[START OF Input for this task]
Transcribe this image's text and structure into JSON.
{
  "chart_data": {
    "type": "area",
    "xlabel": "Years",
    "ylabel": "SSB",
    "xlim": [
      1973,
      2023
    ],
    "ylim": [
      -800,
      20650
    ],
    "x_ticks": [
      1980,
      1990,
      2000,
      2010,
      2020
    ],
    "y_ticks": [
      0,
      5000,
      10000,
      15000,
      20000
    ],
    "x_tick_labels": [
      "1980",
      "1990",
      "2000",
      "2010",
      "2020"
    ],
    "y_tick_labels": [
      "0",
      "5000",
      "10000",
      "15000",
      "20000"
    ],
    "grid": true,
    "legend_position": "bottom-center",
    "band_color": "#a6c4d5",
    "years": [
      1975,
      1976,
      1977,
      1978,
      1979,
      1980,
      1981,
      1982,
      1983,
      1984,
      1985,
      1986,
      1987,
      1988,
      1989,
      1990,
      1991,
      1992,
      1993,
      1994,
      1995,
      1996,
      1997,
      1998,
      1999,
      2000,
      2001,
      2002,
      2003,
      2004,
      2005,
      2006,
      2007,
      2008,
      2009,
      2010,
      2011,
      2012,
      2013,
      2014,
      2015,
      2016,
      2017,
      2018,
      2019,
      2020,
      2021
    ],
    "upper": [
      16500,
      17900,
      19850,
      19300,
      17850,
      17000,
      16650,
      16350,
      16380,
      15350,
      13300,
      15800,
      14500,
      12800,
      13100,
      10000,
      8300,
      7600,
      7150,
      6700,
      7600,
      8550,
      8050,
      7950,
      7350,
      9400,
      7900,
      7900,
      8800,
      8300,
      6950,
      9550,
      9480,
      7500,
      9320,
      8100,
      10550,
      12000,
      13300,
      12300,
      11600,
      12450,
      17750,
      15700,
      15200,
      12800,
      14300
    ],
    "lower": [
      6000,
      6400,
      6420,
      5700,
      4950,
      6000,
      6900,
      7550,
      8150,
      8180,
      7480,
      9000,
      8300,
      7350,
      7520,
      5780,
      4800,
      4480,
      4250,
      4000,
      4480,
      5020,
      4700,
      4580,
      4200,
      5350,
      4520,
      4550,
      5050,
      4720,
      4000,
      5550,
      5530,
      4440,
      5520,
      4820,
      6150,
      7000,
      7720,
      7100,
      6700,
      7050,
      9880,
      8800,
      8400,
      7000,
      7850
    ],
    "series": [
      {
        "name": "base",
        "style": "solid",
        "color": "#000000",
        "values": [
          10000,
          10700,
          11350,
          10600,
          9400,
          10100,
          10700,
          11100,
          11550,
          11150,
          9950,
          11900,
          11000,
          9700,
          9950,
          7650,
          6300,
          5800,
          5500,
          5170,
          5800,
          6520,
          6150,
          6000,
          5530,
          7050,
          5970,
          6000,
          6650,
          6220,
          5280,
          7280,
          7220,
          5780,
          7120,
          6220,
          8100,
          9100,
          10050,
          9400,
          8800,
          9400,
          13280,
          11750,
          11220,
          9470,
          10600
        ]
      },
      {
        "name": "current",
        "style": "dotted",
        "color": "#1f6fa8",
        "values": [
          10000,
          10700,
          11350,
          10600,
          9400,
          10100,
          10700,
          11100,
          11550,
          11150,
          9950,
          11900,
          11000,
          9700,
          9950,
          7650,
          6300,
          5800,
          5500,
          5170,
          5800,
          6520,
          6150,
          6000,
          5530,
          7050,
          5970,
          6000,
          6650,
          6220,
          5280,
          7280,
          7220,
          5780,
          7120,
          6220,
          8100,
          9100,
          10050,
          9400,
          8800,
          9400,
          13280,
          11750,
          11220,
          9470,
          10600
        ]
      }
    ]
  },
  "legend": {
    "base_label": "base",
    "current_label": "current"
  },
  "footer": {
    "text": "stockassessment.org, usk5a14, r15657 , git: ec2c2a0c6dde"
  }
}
[END OF Input for this task]
◆ Your task
Print the whole listing again, exactly.

◆ Task answer
Transcribe this image's text and structure into JSON.
{
  "chart_data": {
    "type": "area",
    "xlabel": "Years",
    "ylabel": "SSB",
    "xlim": [
      1973,
      2023
    ],
    "ylim": [
      -800,
      20650
    ],
    "x_ticks": [
      1980,
      1990,
      2000,
      2010,
      2020
    ],
    "y_ticks": [
      0,
      5000,
      10000,
      15000,
      20000
    ],
    "x_tick_labels": [
      "1980",
      "1990",
      "2000",
      "2010",
      "2020"
    ],
    "y_tick_labels": [
      "0",
      "5000",
      "10000",
      "15000",
      "20000"
    ],
    "grid": true,
    "legend_position": "bottom-center",
    "band_color": "#a6c4d5",
    "years": [
      1975,
      1976,
      1977,
      1978,
      1979,
      1980,
      1981,
      1982,
      1983,
      1984,
      1985,
      1986,
      1987,
      1988,
      1989,
      1990,
      1991,
      1992,
      1993,
      1994,
      1995,
      1996,
      1997,
      1998,
      1999,
      2000,
      2001,
      2002,
      2003,
      2004,
      2005,
      2006,
      2007,
      2008,
      2009,
      2010,
      2011,
      2012,
      2013,
      2014,
      2015,
      2016,
      2017,
      2018,
      2019,
      2020,
      2021
    ],
    "upper": [
      16500,
      17900,
      19850,
      19300,
      17850,
      17000,
      16650,
      16350,
      16380,
      15350,
      13300,
      15800,
      14500,
      12800,
      13100,
      10000,
      8300,
      7600,
      7150,
      6700,
      7600,
      8550,
      8050,
      7950,
      7350,
      9400,
      7900,
      7900,
      8800,
      8300,
      6950,
      9550,
      9480,
      7500,
      9320,
      8100,
      10550,
      12000,
      13300,
      12300,
      11600,
      12450,
      17750,
      15700,
      15200,
      12800,
      14300
    ],
    "lower": [
      6000,
      6400,
      6420,
      5700,
      4950,
      6000,
      6900,
      7550,
      8150,
      8180,
      7480,
      9000,
      8300,
      7350,
      7520,
      5780,
      4800,
      4480,
      4250,
      4000,
      4480,
      5020,
      4700,
      4580,
      4200,
      5350,
      4520,
      4550,
      5050,
      4720,
      4000,
      5550,
      5530,
      4440,
      5520,
      4820,
      6150,
      7000,
      7720,
      7100,
      6700,
      7050,
      9880,
      8800,
      8400,
      7000,
      7850
    ],
    "series": [
      {
        "name": "base",
        "style": "solid",
        "color": "#000000",
        "values": [
          10000,
          10700,
          11350,
          10600,
          9400,
          10100,
          10700,
          11100,
          11550,
          11150,
          9950,
          11900,
          11000,
          9700,
          9950,
          7650,
          6300,
          5800,
          5500,
          5170,
          5800,
          6520,
          6150,
          6000,
          5530,
          7050,
          5970,
          6000,
          6650,
          6220,
          5280,
          7280,
          7220,
          5780,
          7120,
          6220,
          8100,
          9100,
          10050,
          9400,
          8800,
          9400,
          13280,
          11750,
          11220,
          9470,
          10600
        ]
      },
      {
        "name": "current",
        "style": "dotted",
        "color": "#1f6fa8",
        "values": [
          10000,
          10700,
          11350,
          10600,
          9400,
          10100,
          10700,
          11100,
          11550,
          11150,
          9950,
          11900,
          11000,
          9700,
          9950,
          7650,
          6300,
          5800,
          5500,
          5170,
          5800,
          6520,
          6150,
          6000,
          5530,
          7050,
          5970,
          6000,
          6650,
          6220,
          5280,
          7280,
          7220,
          5780,
          7120,
          6220,
          8100,
          9100,
          10050,
          9400,
          8800,
          9400,
          13280,
          11750,
          11220,
          9470,
          10600
        ]
      }
    ]
  },
  "legend": {
    "base_label": "base",
    "current_label": "current"
  },
  "footer": {
    "text": "stockassessment.org, usk5a14, r15657 , git: ec2c2a0c6dde"
  }
}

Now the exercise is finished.